◆ Exercise material
* Start *

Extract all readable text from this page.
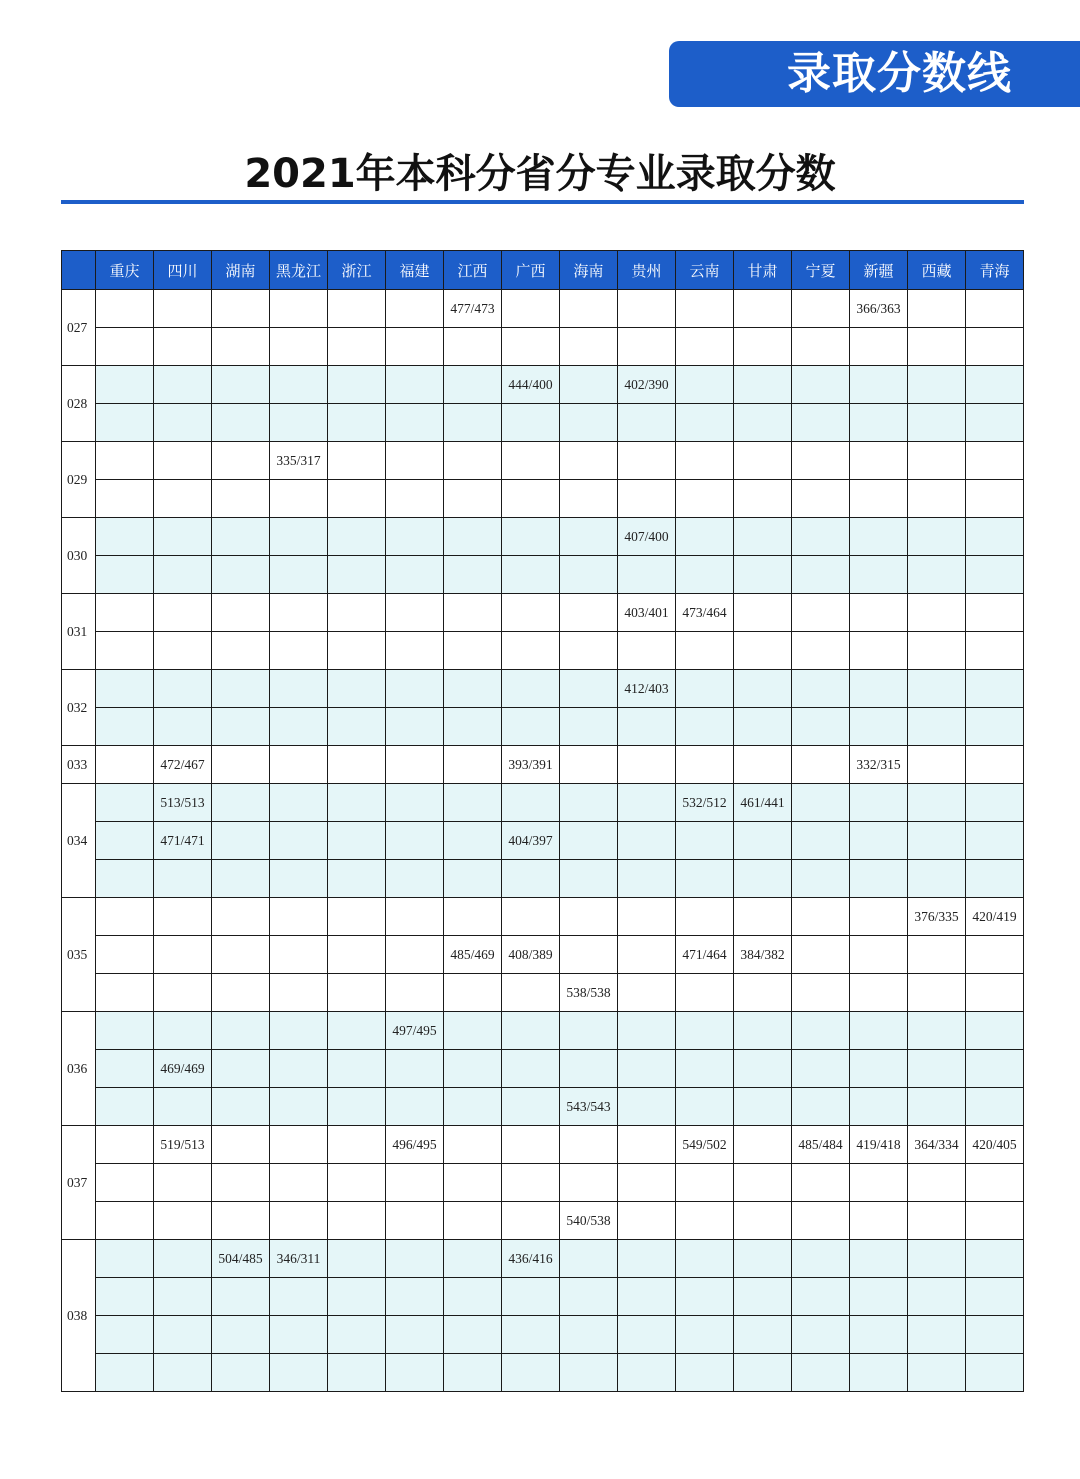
录取分数线
2021年本科分省分专业录取分数
	重庆	四川	湖南	黑龙江	浙江	福建	江西	广西	海南	贵州	云南	甘肃	宁夏	新疆	西藏	青海
027							477/473							366/363		

028								444/400		402/390						

029				335/317												

030										407/400						

031										403/401	473/464					

032										412/403						

033		472/467						393/391						332/315		
034		513/513									532/512	461/441				
		471/471						404/397								

035															376/335	420/419
							485/469	408/389			471/464	384/382				
									538/538							
036						497/495										
		469/469														
									543/543							
037		519/513				496/495					549/502		485/484	419/418	364/334	420/405

									540/538							
038			504/485	346/311				436/416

* End *

◆ Stated problem
Above are records to transcribe exactly; leave their pictures out.

◆ Task output
Extract all readable text from this page.
录取分数线
2021年本科分省分专业录取分数
	重庆	四川	湖南	黑龙江	浙江	福建	江西	广西	海南	贵州	云南	甘肃	宁夏	新疆	西藏	青海
027							477/473							366/363		

028								444/400		402/390						

029				335/317												

030										407/400						

031										403/401	473/464					

032										412/403						

033		472/467						393/391						332/315		
034		513/513									532/512	461/441				
		471/471						404/397								

035															376/335	420/419
							485/469	408/389			471/464	384/382				
									538/538							
036						497/495										
		469/469														
									543/543							
037		519/513				496/495					549/502		485/484	419/418	364/334	420/405

									540/538							
038			504/485	346/311				436/416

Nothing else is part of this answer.